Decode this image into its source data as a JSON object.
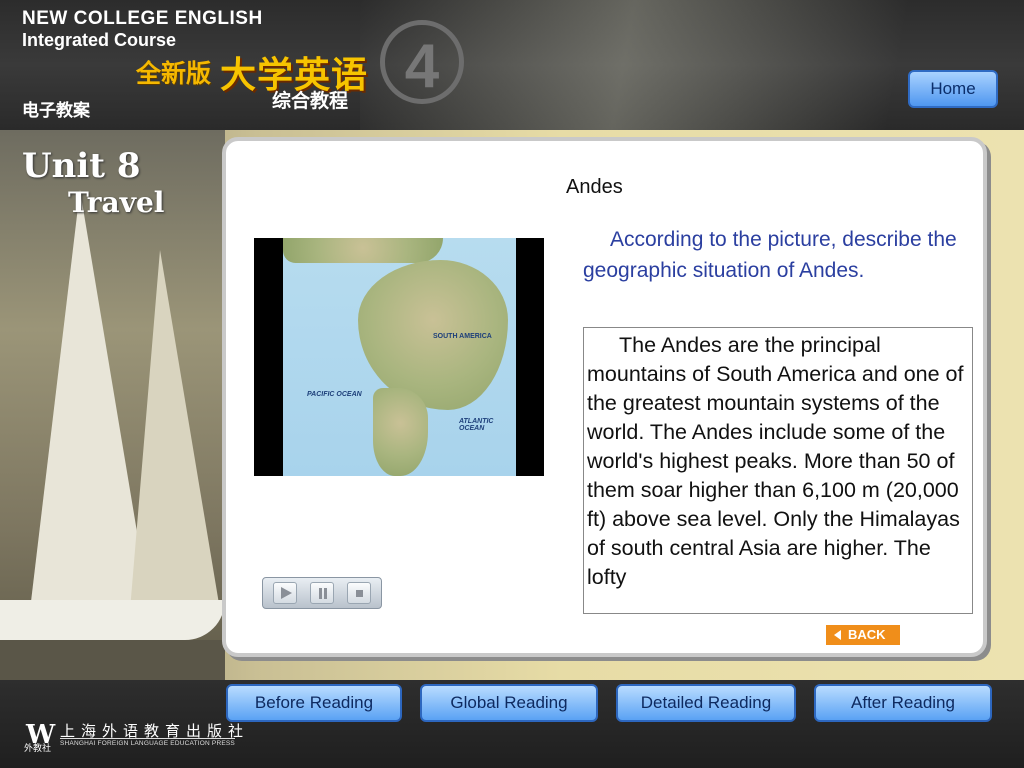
{
  "header": {
    "series_title": "NEW COLLEGE ENGLISH",
    "series_subtitle": "Integrated Course",
    "cn_edition": "全新版",
    "cn_title": "大学英语",
    "cn_course": "综合教程",
    "volume": "4",
    "cn_ebook": "电子教案",
    "home_label": "Home"
  },
  "sidebar": {
    "unit": "Unit 8",
    "unit_title": "Travel"
  },
  "content": {
    "title": "Andes",
    "prompt": "According to the picture, describe the geographic situation of Andes.",
    "passage": "The Andes are the principal mountains of South America and one of the greatest mountain systems of the world. The Andes include some of the world's highest peaks. More than 50 of them soar higher than 6,100 m (20,000 ft) above sea level. Only the Himalayas of south central Asia are higher. The lofty",
    "map_labels": {
      "pacific": "PACIFIC OCEAN",
      "atlantic": "ATLANTIC OCEAN",
      "south_america": "SOUTH AMERICA"
    },
    "back_label": "BACK"
  },
  "media_controls": {
    "play": "play-icon",
    "pause": "pause-icon",
    "stop": "stop-icon"
  },
  "bottom_nav": [
    {
      "label": "Before Reading"
    },
    {
      "label": "Global Reading"
    },
    {
      "label": "Detailed Reading"
    },
    {
      "label": "After Reading"
    }
  ],
  "publisher": {
    "logo": "W",
    "tag": "外教社",
    "name_cn": "上海外语教育出版社",
    "name_en": "SHANGHAI FOREIGN LANGUAGE EDUCATION PRESS"
  },
  "colors": {
    "accent_blue": "#4f97f0",
    "prompt_text": "#2b3fa0",
    "back_orange": "#f08e1a",
    "title_gold": "#f7c400"
  }
}
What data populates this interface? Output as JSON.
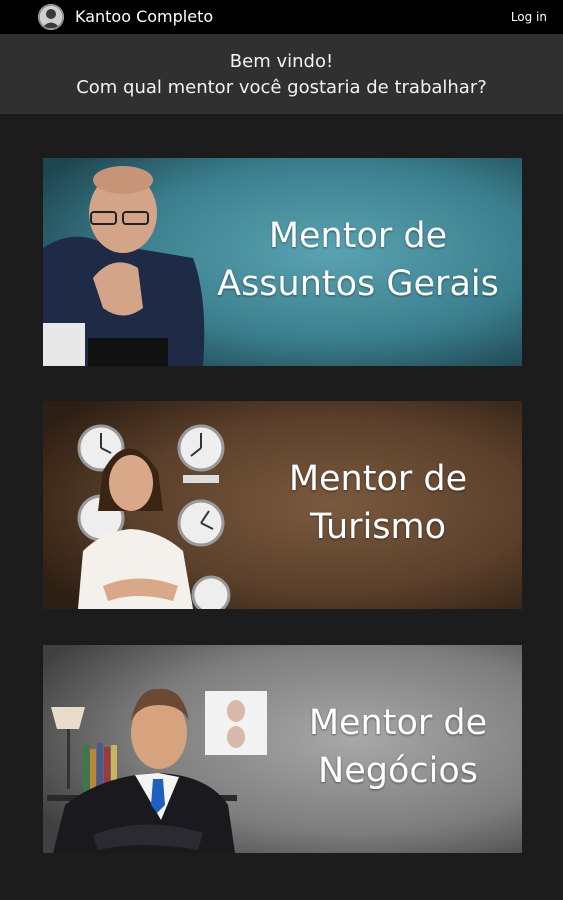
{
  "action_bar": {
    "app_icon": "mentor-logo-icon",
    "title": "Kantoo Completo",
    "login_label": "Log in"
  },
  "welcome": {
    "line1": "Bem vindo!",
    "line2": "Com qual mentor você gostaria de trabalhar?"
  },
  "mentors": [
    {
      "line1": "Mentor de",
      "line2": "Assuntos Gerais",
      "image": "bald-man-with-glasses-thinking",
      "background_color": "#3b7f8e"
    },
    {
      "line1": "Mentor de",
      "line2": "Turismo",
      "image": "smiling-woman-with-wall-clocks",
      "background_color": "#5a3f2a"
    },
    {
      "line1": "Mentor de",
      "line2": "Negócios",
      "image": "businessman-with-lamp-and-books",
      "background_color": "#7d7d7d"
    }
  ],
  "colors": {
    "action_bar": "#000000",
    "header_bar": "#303030",
    "background": "#1c1c1c",
    "text": "#ffffff"
  }
}
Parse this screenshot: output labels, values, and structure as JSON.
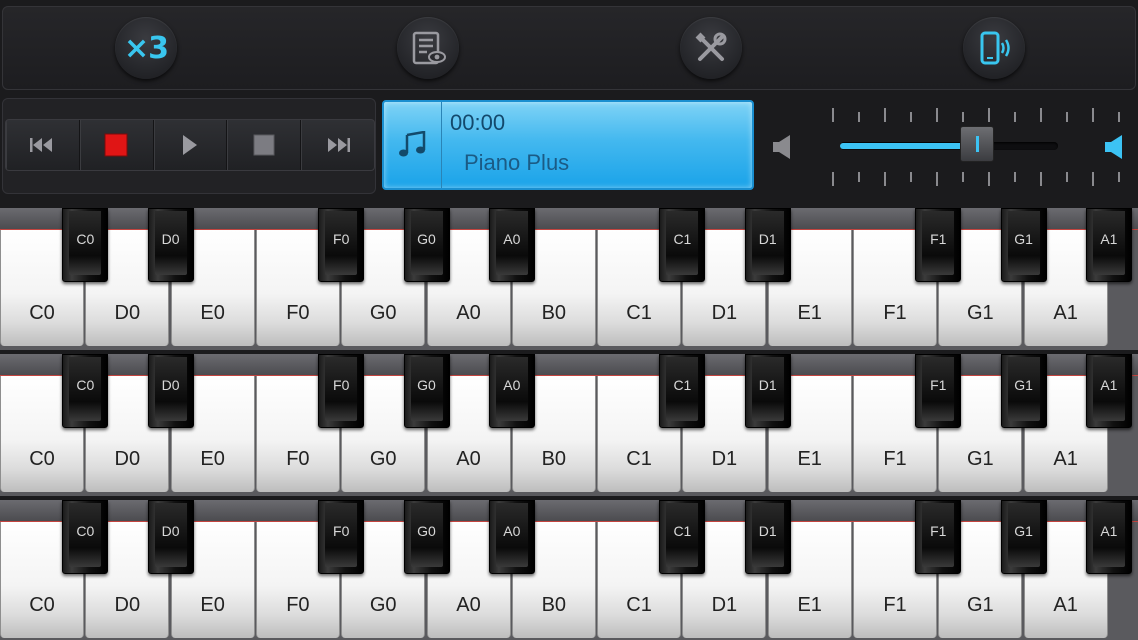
{
  "toolbar": {
    "multiplier_label": "×3",
    "icons": [
      "x3-icon",
      "record-list-icon",
      "settings-tools-icon",
      "phone-vibrate-icon"
    ]
  },
  "transport": {
    "buttons": [
      "skip-back-icon",
      "record-icon",
      "play-icon",
      "stop-icon",
      "skip-forward-icon"
    ]
  },
  "display": {
    "time": "00:00",
    "song": "Piano Plus",
    "icon": "music-note-icon"
  },
  "volume": {
    "level_fraction": 0.63
  },
  "colors": {
    "accent": "#3cc3f4",
    "record": "#e01515",
    "display_bg": "#43b8ef"
  },
  "keyboards": [
    {
      "white_keys": [
        "C0",
        "D0",
        "E0",
        "F0",
        "G0",
        "A0",
        "B0",
        "C1",
        "D1",
        "E1",
        "F1",
        "G1",
        "A1"
      ],
      "black_keys": [
        "C0",
        "D0",
        "F0",
        "G0",
        "A0",
        "C1",
        "D1",
        "F1",
        "G1",
        "A1"
      ]
    },
    {
      "white_keys": [
        "C0",
        "D0",
        "E0",
        "F0",
        "G0",
        "A0",
        "B0",
        "C1",
        "D1",
        "E1",
        "F1",
        "G1",
        "A1"
      ],
      "black_keys": [
        "C0",
        "D0",
        "F0",
        "G0",
        "A0",
        "C1",
        "D1",
        "F1",
        "G1",
        "A1"
      ]
    },
    {
      "white_keys": [
        "C0",
        "D0",
        "E0",
        "F0",
        "G0",
        "A0",
        "B0",
        "C1",
        "D1",
        "E1",
        "F1",
        "G1",
        "A1"
      ],
      "black_keys": [
        "C0",
        "D0",
        "F0",
        "G0",
        "A0",
        "C1",
        "D1",
        "F1",
        "G1",
        "A1"
      ]
    }
  ]
}
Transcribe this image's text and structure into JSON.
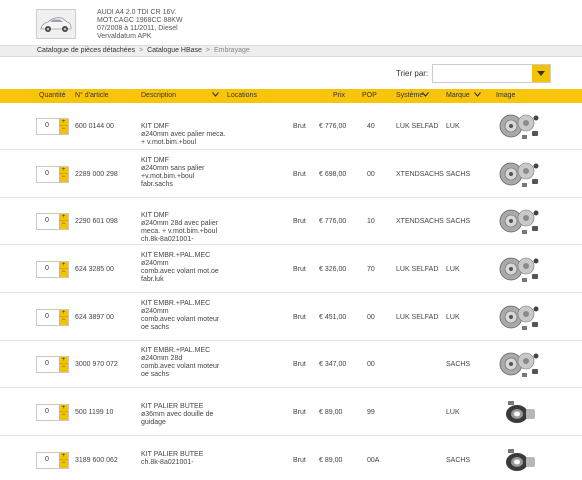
{
  "vehicle": {
    "lines": [
      "AUDI A4 2.0 TDI CR 16V.",
      "MOT.CAGC 1968CC 88KW",
      "07/2008 à 11/2011, Diesel",
      "Vervaldatum APK"
    ]
  },
  "breadcrumb": {
    "item1": "Catalogue de pièces détachées",
    "item2": "Catalogue HBase",
    "current": "Embrayage",
    "sep": ">"
  },
  "sort": {
    "label": "Trier par:",
    "value": ""
  },
  "columns": {
    "quantite": "Quantité",
    "article": "N° d'article",
    "description": "Description",
    "locations": "Locations",
    "prix": "Prix",
    "pop": "POP",
    "systeme": "Système",
    "marque": "Marque",
    "image": "Image"
  },
  "rows": [
    {
      "qty": "0",
      "article": "600 0144 00",
      "desc": [
        "KIT DMF",
        "ø240mm avec palier meca.",
        "+ v.mot.bim.+boul"
      ],
      "type": "Brut",
      "price": "€ 776,00",
      "pop": "40",
      "system": "LUK SELFAD",
      "brand": "LUK",
      "image": "clutch-kit-image"
    },
    {
      "qty": "0",
      "article": "2289 000 298",
      "desc": [
        "KIT DMF",
        "ø240mm sans palier",
        "+v.mot.bim.+boul",
        "fabr.sachs"
      ],
      "type": "Brut",
      "price": "€ 698,00",
      "pop": "00",
      "system": "XTENDSACHS",
      "brand": "SACHS",
      "image": "clutch-kit-image"
    },
    {
      "qty": "0",
      "article": "2290 601 098",
      "desc": [
        "KIT DMF",
        "ø240mm 28d avec palier",
        "meca. + v.mot.bim.+boul",
        "ch.8k-8a021001-"
      ],
      "type": "Brut",
      "price": "€ 776,00",
      "pop": "10",
      "system": "XTENDSACHS",
      "brand": "SACHS",
      "image": "clutch-kit-image"
    },
    {
      "qty": "0",
      "article": "624 3285 00",
      "desc": [
        "KIT EMBR.+PAL.MEC",
        "ø240mm",
        "comb.avec volant mot.oe",
        "fabr.luk"
      ],
      "type": "Brut",
      "price": "€ 326,00",
      "pop": "70",
      "system": "LUK SELFAD",
      "brand": "LUK",
      "image": "clutch-kit-image"
    },
    {
      "qty": "0",
      "article": "624 3897 00",
      "desc": [
        "KIT EMBR.+PAL.MEC",
        "ø240mm",
        "comb.avec volant moteur",
        "oe sachs"
      ],
      "type": "Brut",
      "price": "€ 451,00",
      "pop": "00",
      "system": "LUK SELFAD",
      "brand": "LUK",
      "image": "clutch-kit-image"
    },
    {
      "qty": "0",
      "article": "3000 970 072",
      "desc": [
        "KIT EMBR.+PAL.MEC",
        "ø240mm 28d",
        "comb.avec volant moteur",
        "oe sachs"
      ],
      "type": "Brut",
      "price": "€ 347,00",
      "pop": "00",
      "system": "",
      "brand": "SACHS",
      "image": "clutch-kit-image"
    },
    {
      "qty": "0",
      "article": "500 1199 10",
      "desc": [
        "KIT PALIER BUTEE",
        "ø36mm avec douille de",
        "guidage"
      ],
      "type": "Brut",
      "price": "€ 89,00",
      "pop": "99",
      "system": "",
      "brand": "LUK",
      "image": "release-bearing-image"
    },
    {
      "qty": "0",
      "article": "3189 600 062",
      "desc": [
        "KIT PALIER BUTEE",
        "ch.8k-8a021001-"
      ],
      "type": "Brut",
      "price": "€ 89,00",
      "pop": "00A",
      "system": "",
      "brand": "SACHS",
      "image": "release-bearing-image"
    }
  ],
  "colors": {
    "accent": "#f8c50b",
    "stepper": "#f5c200"
  }
}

━━━━━━━━

- **Given exercise**: Filter lines by "price" and return each hit.

- **Result**:
      "price": "€ 776,00",
      "price": "€ 698,00",
      "price": "€ 776,00",
      "price": "€ 326,00",
      "price": "€ 451,00",
      "price": "€ 347,00",
      "price": "€ 89,00",
      "price": "€ 89,00",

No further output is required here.